Questions to answer »
1 > Summarize the passage on SAP technical support for BusinessObjects customers in two sentences.
2 > Proceed with the passage on SAP technical support for BusinessObjects customers, picking up after its final sentence.
Text segment section start
Recent research published by the UK and Ireland SAP User Group claimed that 40% of BusinessObjects customers were unhappy with the level of technical support they receive from SAP. 57% had difficulties using the service support portal and 63% said they had difficulties searching and finding relevant information. The research was compiled using feedback from 96 BusinessObjects customers from across the UK and Ireland.
Just Six months ago, SAP User Group research showed customers were being put off from deploying on-demand applications, because they lacked information on how the applications would be upgraded or integrated with on-premise applications.
With the BOBJ acquisition having taken place some 5 years ago, one would have thought that many of the issues would have been resolved now but the reality is probably closer to it being unresolved because the underlying technologies are so fundamentally different.
Anyone who has worked with SAP AGS in the past and in all likelihood today too, will tell you that subject knowledge is compartmentalized just as it would be in any organization with substantial IT infrastructure.
There will be a few cross-functional resources who have a broad spread of understanding but with relatively shallow depth in terms of product knowledge and all suggestions would be that this continues to be the prevailing characteristic even in the SAP support organization. Even technologies that have been built ‘within the fold’; the silos still exist and will likely continue to exist. Expertise in TREX and J2ee engines for example, don’t easily translate for old school BASIS administrators.
The recent re-launch of Duet brings a need for understanding the Microsoft domain and SharePoint into the mix also.
From an SAP IT administration perspective what will you have to prepare yourself for? Quite naturally, everything will pivot on what you choose to have as part of the technology portfolio but new and existing SAP customers will of course have to augment their support organizations with resources that understand and can support these technologies.
The question will be, how technologically savvy do these resources need to be?
Text segment section end
Listed records section start
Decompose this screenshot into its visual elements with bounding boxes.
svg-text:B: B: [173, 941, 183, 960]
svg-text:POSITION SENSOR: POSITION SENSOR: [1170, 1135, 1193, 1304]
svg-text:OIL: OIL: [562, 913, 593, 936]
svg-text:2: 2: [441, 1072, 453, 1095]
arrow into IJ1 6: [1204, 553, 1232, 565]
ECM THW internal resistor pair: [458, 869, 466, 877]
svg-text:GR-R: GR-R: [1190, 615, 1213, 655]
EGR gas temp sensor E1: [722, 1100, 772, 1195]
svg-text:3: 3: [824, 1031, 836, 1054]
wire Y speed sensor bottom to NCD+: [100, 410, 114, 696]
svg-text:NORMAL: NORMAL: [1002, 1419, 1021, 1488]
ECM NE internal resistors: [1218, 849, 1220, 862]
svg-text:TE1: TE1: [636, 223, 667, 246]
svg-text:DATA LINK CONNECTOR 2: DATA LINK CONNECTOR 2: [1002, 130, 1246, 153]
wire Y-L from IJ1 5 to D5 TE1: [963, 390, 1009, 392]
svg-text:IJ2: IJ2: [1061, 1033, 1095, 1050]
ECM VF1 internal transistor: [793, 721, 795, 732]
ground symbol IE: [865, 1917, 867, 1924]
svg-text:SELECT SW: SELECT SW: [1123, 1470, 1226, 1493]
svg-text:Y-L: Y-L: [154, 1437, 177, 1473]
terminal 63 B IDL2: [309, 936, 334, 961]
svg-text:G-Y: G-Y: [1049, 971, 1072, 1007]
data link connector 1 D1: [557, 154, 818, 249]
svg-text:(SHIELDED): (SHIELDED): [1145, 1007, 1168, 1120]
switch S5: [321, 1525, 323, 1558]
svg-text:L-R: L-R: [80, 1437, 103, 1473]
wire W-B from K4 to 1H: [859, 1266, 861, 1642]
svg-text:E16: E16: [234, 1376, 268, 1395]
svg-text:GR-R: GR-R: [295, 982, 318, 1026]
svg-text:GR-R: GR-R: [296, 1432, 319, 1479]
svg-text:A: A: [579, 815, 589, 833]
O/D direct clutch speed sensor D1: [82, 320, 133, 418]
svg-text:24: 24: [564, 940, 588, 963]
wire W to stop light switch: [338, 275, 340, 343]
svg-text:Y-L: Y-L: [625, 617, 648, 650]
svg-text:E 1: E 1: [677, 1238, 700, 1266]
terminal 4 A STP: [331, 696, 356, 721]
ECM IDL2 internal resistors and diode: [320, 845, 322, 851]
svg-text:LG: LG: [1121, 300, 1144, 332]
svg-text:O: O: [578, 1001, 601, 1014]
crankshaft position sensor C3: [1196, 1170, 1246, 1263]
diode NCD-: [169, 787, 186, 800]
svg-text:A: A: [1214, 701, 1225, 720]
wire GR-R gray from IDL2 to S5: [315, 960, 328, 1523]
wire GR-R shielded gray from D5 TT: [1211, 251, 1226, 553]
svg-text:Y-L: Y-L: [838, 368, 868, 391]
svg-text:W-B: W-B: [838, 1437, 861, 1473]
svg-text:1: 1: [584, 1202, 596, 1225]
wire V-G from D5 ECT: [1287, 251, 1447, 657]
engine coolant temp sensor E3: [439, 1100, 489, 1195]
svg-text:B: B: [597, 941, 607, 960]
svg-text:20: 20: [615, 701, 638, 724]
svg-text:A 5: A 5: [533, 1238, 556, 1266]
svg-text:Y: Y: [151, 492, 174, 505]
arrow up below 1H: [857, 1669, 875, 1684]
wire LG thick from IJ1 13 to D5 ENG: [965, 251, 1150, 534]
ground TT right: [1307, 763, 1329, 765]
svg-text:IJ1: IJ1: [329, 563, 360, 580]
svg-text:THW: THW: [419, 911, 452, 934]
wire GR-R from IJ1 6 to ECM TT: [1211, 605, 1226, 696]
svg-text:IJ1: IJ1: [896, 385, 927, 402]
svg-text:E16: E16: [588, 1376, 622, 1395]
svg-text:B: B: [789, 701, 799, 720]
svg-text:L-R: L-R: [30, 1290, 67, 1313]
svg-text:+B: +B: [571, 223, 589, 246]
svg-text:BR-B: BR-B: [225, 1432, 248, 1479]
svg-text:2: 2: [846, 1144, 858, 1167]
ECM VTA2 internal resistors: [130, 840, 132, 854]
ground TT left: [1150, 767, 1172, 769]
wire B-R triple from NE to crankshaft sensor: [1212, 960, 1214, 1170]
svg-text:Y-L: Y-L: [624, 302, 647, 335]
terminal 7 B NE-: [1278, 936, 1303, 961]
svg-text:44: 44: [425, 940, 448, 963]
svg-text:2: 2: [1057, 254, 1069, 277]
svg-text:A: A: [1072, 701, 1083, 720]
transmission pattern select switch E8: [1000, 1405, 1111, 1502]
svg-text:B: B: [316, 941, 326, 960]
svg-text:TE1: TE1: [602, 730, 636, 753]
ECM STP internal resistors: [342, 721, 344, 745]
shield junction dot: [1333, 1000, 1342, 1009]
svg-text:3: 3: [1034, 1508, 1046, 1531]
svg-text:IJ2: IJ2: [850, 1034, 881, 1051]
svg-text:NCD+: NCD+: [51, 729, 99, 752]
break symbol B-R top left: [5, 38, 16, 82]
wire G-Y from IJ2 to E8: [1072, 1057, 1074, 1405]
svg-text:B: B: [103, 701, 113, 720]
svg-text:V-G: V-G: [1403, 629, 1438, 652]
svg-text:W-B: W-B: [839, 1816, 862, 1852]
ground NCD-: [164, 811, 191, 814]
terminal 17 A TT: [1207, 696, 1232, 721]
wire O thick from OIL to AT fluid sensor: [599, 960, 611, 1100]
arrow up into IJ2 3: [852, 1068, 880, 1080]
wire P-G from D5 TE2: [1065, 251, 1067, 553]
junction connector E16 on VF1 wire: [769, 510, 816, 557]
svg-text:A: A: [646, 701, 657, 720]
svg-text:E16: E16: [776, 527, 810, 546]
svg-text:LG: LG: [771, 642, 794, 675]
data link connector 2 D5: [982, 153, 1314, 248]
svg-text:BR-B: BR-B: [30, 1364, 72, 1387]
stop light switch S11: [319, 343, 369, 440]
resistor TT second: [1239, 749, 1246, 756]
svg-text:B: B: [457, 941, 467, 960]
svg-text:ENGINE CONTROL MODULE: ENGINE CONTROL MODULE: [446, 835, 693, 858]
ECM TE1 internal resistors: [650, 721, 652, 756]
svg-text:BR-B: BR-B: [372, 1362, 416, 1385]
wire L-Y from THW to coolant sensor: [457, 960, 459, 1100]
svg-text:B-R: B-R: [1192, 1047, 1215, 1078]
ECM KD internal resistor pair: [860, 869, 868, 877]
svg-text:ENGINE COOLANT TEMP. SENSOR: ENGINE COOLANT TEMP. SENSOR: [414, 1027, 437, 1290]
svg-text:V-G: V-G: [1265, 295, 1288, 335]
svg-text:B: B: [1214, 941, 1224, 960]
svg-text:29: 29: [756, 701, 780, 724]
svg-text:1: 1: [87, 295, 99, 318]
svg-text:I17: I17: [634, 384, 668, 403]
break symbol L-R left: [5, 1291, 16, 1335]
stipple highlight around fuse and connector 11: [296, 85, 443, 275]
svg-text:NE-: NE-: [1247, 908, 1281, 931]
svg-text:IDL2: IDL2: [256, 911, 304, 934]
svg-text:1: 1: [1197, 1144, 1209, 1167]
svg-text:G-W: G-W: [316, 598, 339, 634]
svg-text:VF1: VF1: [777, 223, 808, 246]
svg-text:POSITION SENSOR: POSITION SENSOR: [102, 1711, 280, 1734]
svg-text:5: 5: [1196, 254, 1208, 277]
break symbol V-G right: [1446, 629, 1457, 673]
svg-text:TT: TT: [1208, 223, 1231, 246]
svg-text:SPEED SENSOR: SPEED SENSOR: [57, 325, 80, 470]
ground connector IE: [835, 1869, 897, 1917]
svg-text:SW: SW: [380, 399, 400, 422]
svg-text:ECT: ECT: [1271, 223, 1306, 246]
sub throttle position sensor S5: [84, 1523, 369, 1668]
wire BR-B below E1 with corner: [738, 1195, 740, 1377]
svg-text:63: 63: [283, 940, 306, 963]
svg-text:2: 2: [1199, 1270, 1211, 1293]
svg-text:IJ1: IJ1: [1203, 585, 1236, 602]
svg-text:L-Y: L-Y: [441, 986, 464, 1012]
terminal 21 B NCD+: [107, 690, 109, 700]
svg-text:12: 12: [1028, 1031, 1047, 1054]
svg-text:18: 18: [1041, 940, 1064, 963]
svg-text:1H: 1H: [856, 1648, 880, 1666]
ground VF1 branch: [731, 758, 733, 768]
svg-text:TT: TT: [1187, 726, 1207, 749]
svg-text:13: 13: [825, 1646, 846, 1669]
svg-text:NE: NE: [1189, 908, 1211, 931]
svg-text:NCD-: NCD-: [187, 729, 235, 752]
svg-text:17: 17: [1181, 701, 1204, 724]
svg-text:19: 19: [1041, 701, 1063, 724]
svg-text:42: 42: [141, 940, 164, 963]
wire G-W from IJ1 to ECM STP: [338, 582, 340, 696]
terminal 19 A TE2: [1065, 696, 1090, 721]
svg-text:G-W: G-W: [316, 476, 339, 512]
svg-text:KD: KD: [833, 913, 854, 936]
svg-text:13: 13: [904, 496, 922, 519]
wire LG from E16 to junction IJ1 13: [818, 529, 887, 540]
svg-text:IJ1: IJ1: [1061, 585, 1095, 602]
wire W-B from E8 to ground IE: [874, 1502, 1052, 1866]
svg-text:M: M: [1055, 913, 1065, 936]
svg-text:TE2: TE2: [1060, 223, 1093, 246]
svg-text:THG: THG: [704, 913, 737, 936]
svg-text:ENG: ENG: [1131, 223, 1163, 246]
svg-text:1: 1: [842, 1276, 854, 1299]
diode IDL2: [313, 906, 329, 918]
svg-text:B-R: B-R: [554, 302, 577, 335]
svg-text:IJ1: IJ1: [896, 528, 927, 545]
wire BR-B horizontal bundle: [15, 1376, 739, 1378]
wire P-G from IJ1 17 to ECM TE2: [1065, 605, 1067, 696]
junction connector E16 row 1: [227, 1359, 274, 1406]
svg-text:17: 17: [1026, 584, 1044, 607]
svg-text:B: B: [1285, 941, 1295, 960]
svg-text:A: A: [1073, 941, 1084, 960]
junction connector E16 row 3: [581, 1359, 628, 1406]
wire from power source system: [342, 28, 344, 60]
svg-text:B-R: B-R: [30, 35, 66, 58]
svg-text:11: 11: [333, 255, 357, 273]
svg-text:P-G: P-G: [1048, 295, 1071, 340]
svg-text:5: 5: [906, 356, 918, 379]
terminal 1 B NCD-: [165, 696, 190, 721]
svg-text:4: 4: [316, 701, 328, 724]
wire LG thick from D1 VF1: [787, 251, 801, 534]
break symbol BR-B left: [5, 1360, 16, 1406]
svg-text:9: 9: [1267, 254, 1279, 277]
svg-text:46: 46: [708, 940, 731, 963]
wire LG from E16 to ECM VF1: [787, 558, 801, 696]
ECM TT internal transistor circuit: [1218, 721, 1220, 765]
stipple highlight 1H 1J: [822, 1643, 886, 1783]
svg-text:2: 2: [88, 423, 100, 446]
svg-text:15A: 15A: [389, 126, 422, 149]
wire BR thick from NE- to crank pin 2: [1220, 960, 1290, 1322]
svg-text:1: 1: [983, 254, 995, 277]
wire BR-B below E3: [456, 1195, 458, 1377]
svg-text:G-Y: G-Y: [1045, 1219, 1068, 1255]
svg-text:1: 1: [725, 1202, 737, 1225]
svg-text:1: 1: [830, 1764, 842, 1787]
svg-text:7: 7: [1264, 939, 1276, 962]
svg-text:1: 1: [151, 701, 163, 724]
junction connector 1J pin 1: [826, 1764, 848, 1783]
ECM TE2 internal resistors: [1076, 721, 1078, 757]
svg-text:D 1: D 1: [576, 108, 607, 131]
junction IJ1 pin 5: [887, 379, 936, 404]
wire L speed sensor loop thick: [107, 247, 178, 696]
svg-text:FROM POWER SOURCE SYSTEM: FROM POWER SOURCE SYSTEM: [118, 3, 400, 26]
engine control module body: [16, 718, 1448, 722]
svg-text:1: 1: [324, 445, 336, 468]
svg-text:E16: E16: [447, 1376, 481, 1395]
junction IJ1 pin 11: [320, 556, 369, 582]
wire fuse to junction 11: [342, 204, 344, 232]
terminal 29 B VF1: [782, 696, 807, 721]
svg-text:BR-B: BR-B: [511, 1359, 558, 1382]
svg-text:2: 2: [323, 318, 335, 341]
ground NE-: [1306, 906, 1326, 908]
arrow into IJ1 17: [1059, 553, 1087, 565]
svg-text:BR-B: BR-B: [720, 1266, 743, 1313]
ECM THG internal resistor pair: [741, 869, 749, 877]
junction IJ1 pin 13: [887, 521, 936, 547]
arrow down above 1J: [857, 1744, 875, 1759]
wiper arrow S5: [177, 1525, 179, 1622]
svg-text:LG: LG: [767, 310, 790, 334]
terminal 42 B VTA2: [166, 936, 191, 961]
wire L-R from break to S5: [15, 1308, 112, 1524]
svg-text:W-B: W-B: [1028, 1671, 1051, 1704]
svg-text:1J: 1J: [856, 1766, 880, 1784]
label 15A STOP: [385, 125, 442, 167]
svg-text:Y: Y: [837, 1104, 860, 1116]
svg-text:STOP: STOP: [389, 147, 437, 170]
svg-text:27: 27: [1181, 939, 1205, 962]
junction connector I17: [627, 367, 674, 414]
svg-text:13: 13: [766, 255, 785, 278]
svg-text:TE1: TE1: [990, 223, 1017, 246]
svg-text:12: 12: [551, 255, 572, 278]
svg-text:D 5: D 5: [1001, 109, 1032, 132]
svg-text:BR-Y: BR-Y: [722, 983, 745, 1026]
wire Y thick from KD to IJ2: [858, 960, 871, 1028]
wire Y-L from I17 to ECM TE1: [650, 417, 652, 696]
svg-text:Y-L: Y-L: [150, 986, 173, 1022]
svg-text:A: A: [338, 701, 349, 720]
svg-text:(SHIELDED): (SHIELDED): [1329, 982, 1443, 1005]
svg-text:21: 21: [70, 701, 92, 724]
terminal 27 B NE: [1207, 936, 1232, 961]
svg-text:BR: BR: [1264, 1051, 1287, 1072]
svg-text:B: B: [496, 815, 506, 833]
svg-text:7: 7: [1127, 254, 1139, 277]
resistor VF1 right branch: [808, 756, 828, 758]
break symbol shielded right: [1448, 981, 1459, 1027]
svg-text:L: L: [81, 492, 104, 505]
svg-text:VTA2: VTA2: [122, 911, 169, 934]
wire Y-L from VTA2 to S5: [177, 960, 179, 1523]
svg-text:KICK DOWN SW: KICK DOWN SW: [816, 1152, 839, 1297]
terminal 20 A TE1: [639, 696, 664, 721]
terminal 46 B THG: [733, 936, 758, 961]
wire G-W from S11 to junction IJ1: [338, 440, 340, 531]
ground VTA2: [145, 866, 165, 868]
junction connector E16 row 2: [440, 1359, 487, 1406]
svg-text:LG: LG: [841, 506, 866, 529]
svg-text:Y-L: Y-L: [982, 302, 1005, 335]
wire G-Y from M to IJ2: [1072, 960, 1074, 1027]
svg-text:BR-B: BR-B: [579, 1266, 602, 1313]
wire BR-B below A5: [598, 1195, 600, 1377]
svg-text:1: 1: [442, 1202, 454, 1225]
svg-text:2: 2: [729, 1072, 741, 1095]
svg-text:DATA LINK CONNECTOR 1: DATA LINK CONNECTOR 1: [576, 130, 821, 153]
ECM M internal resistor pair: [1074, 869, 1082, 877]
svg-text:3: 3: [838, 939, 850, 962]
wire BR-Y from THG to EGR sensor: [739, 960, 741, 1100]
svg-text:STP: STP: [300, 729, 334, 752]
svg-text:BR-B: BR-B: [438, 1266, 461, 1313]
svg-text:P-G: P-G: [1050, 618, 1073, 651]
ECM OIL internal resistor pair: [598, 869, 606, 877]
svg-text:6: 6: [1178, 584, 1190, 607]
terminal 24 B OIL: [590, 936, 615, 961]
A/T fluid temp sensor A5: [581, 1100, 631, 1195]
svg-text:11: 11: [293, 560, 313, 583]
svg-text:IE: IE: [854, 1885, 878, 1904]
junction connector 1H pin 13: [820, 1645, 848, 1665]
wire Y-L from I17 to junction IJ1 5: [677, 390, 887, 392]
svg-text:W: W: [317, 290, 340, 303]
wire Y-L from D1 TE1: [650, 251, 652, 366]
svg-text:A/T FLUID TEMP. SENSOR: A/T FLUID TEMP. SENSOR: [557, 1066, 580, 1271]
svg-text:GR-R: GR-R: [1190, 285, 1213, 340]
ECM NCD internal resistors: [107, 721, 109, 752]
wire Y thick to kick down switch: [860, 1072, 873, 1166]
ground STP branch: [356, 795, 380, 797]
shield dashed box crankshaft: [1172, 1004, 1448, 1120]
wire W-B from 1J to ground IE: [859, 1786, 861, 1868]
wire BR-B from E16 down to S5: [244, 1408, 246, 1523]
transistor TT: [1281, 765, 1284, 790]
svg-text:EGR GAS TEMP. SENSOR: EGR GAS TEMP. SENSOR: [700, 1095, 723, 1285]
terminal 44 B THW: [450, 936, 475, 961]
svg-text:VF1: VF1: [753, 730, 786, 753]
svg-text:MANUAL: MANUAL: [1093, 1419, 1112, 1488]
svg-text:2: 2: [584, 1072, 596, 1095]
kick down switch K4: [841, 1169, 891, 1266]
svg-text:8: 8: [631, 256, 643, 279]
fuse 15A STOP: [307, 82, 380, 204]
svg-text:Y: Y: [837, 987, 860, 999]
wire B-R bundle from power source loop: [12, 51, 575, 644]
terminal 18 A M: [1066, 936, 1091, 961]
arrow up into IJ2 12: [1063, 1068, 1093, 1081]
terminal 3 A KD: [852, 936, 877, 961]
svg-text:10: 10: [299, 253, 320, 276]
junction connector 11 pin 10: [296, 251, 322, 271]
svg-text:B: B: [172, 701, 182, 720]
Listed records section end
Results by task »
1 > Research by the UK and Ireland SAP User Group, based on feedback from 96 BusinessObjects customers, found that 40% were unhappy with SAP's technical support and that many had trouble using the support portal and finding relevant information. The passage argues that these issues remain unresolved some five years after the BOBJ acquisition because the underlying technologies are fundamentally different and support expertise stays divided into silos, so SAP customers will need to add resources who understand and can support these technologies.

2 >
I believe the answer here lies in the depth and degree of integration that will be built around these other technologies in relation to the existing SAP infrastructure. Since many organizations these days seem to be making use of application managed services this means that the ams provider will have to augment their staffing structure, probably at a not insignificant incremental cost. While cloud based technologies will reduce the costs of running data centers and on-premise technologies, the costs will shift to the monthly bill from the cloud provider and associated ams service.
From a functional perspective nothing will likely change, business will still need to build subject matter expertise around the business process and retain those resources in house. Technically these resources may have varying depth of knowledge and expertise but there will still need to be the proverbial on-site ‘throat to choke’.
The message then is not necessarily all gloom and doom, it simply is one of diligence.
Businesses investing in any mixed technology stack should be clear on how they plan to support the technologies that they plan to deploy. Support should be a headlining item in the deployment plan and realistic support costs ascribed. As has been frequently demonstrated, offshoring, outsourcing and co-sourcing are all double-edged swords, saving in some areas and costing more in others.
Deploying cloud based technologies will be no different. You’ll gain functionally but it will likely cost you in other areas.
Expect functional and technical support to be two of them.